Durante su participación en el programa “Antes de ver el sol”, Daniel Ariosto, vicepresidente de la Unión Comercial e Industrial de Mendoza (UCIM), expresó su preocupación por la baja ocupación turística que registró la provincia en esta temporada. Según estimó, la ocupación hotelera apenas alcanzó entre el 50 y el 60%, muy por debajo de los niveles del año pasado.
“El año pasado prácticamente habíamos cerrado una semana antes la capacidad hotelera, y debíamos derivar a los turistas a hoteles más alejados del radio céntrico. Hoy la disminución es de un 40 o 50% respecto a la temporada anterior”, señaló Ariosto.
El dirigente explicó que esta caída no solo afecta a la hotelería, sino también a todo el entramado del sector turístico, incluyendo transporte, agencias de viajes y servicios complementarios. “Todo el sector turismo está afectado”, remarcó.
Ariosto reconoció que la macroeconomía muestra ciertos avances —como el orden fiscal o la baja de la inflación—, pero advirtió que esas mejoras aún no impactan en la vida cotidiana de la gente. “La macroeconomía está muy bien, pero no ha derramado en la microeconomía. Doña Rosa habla del sueldo que le llega hasta el quince o el veinte de cada mes, y al empresario le cuesta pagarlo”, explicó.
Según su análisis, el consumo está concentrado en las necesidades básicas y los servicios esenciales, dejando al turismo en último lugar. “La gente primero piensa en comer, después en la salud y recién al final en darse un gusto. El turismo está sumamente afectado en todo el país, salvo un destino: las Cataratas del Iguazú, que ha batido récord este año”, concluyó.
El testimonio de Ariosto reflejó la compleja realidad del sector turístico mendocino, en un contexto donde la recuperación económica todavía no alcanza a los rubros vinculados al ocio y los viajes.

» **Consigna 1**
En el texto sobre el turismo en Mendoza, ¿qué porcentaje de ocupación hotelera estimó Ariosto para esta temporada?
» **Consigna 2**
Reproduce del texto sobre el turismo en Mendoza el fragmento que va desde "Según su análisis, el" hasta "y los viajes.".

» **Datos para revisar**
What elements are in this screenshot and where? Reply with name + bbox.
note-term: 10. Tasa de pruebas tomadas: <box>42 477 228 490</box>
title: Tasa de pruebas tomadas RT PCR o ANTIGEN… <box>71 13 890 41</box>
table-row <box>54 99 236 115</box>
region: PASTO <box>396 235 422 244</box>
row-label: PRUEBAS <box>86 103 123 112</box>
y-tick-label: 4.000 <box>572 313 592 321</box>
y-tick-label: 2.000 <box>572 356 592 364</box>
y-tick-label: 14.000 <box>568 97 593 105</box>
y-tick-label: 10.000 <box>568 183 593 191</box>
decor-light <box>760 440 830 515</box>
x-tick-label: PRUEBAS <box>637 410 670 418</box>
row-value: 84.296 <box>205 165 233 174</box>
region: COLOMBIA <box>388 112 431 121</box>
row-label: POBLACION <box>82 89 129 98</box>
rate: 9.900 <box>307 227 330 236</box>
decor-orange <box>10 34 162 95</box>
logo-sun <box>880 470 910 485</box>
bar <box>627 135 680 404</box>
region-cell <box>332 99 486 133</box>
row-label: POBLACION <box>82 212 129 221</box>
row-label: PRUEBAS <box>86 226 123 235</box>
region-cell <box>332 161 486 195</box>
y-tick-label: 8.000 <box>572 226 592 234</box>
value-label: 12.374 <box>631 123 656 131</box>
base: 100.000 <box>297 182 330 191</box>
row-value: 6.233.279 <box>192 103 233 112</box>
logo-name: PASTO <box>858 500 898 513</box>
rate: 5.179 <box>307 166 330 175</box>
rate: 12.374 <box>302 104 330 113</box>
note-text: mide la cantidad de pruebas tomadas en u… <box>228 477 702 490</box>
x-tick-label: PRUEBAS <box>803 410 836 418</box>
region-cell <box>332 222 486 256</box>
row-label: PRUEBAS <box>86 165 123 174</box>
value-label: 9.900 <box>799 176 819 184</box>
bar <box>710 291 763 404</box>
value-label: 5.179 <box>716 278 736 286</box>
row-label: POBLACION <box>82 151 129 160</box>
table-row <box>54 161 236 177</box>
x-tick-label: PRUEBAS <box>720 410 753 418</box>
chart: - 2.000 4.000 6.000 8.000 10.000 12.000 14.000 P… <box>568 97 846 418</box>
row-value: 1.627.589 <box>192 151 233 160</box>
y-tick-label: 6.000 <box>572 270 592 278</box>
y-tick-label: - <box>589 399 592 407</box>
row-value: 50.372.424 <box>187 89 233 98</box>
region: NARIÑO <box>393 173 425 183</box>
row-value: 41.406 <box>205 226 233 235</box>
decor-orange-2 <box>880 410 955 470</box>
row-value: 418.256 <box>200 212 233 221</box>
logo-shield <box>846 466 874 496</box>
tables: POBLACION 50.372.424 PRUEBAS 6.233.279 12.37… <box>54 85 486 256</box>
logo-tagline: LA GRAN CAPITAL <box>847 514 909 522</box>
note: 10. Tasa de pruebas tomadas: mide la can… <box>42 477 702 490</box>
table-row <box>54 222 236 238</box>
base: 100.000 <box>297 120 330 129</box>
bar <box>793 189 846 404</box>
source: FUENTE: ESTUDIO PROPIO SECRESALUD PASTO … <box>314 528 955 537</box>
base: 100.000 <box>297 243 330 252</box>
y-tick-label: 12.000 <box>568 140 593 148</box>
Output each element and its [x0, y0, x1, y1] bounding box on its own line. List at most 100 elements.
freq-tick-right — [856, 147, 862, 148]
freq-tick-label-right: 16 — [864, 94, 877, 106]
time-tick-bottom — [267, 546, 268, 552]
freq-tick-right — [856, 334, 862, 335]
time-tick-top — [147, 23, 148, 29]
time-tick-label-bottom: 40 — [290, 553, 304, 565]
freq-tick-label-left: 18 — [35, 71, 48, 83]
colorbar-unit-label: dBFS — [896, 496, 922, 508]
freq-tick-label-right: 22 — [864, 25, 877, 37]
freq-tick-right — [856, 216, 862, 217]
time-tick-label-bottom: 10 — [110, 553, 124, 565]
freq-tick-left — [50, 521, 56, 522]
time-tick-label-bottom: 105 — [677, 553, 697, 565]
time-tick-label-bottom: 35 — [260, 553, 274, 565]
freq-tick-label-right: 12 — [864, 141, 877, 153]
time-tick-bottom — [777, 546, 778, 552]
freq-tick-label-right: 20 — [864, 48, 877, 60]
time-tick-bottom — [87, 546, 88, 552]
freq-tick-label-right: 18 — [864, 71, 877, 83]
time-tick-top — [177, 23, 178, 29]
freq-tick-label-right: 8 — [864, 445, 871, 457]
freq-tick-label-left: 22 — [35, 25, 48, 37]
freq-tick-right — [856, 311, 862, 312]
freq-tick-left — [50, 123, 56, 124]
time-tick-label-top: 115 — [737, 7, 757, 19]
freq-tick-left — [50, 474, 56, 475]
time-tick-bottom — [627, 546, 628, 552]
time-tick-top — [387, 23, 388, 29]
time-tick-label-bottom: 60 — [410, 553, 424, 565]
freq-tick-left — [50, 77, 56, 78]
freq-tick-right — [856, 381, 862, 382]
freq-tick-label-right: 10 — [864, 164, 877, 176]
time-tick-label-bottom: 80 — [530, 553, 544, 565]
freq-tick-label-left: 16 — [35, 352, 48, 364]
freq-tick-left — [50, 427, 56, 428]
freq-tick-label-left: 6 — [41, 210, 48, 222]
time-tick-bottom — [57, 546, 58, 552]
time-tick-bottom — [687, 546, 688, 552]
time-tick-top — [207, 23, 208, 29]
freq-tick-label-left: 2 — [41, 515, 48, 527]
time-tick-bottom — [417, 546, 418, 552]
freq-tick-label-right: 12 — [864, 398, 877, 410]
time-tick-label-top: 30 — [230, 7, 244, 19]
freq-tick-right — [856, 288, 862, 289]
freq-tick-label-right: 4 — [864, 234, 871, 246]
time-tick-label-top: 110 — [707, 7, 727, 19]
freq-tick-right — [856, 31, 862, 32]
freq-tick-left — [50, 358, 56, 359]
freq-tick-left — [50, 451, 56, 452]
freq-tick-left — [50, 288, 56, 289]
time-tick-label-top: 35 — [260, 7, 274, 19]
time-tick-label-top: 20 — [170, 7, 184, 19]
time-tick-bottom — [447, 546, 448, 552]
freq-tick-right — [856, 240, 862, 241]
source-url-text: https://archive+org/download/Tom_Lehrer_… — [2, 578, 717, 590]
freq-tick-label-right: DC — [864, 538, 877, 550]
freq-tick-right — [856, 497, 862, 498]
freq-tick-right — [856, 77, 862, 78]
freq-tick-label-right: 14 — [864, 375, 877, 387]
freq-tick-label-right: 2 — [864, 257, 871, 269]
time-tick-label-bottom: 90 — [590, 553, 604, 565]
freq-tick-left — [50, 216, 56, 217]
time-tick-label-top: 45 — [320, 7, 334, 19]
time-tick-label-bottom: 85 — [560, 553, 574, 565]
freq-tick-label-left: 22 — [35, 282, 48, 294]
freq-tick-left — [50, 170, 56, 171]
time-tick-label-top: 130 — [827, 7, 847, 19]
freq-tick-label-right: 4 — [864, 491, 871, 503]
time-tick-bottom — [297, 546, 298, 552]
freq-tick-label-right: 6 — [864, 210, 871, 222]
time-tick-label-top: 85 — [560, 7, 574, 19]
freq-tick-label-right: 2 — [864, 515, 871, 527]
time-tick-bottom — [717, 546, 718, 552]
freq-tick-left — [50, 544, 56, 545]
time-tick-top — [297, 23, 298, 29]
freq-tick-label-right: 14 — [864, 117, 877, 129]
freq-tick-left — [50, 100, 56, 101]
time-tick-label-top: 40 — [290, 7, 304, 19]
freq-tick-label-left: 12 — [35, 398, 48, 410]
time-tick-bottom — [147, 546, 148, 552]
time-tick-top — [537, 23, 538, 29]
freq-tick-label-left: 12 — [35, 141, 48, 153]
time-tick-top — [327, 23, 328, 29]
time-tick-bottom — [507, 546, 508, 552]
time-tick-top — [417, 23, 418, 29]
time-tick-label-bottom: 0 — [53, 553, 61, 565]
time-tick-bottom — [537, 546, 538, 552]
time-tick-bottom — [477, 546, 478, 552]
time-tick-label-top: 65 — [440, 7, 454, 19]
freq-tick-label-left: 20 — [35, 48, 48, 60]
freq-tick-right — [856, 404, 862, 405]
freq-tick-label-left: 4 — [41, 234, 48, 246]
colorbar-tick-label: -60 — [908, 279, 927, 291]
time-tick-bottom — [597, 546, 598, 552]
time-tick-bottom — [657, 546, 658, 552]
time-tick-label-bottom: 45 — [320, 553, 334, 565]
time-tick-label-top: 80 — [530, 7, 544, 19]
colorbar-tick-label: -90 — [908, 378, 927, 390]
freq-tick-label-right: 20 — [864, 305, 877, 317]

» **Solución paso 1**
Entre el 50 y el 60 %.

» **Solución paso 2**
Según su análisis, el consumo está concentrado en las necesidades básicas y los servicios esenciales, dejando al turismo en último lugar. “La gente primero piensa en comer, después en la salud y recién al final en darse un gusto. El turismo está sumamente afectado en todo el país, salvo un destino: las Cataratas del Iguazú, que ha batido récord este año”, concluyó.
El testimonio de Ariosto reflejó la compleja realidad del sector turístico mendocino, en un contexto donde la recuperación económica todavía no alcanza a los rubros vinculados al ocio y los viajes.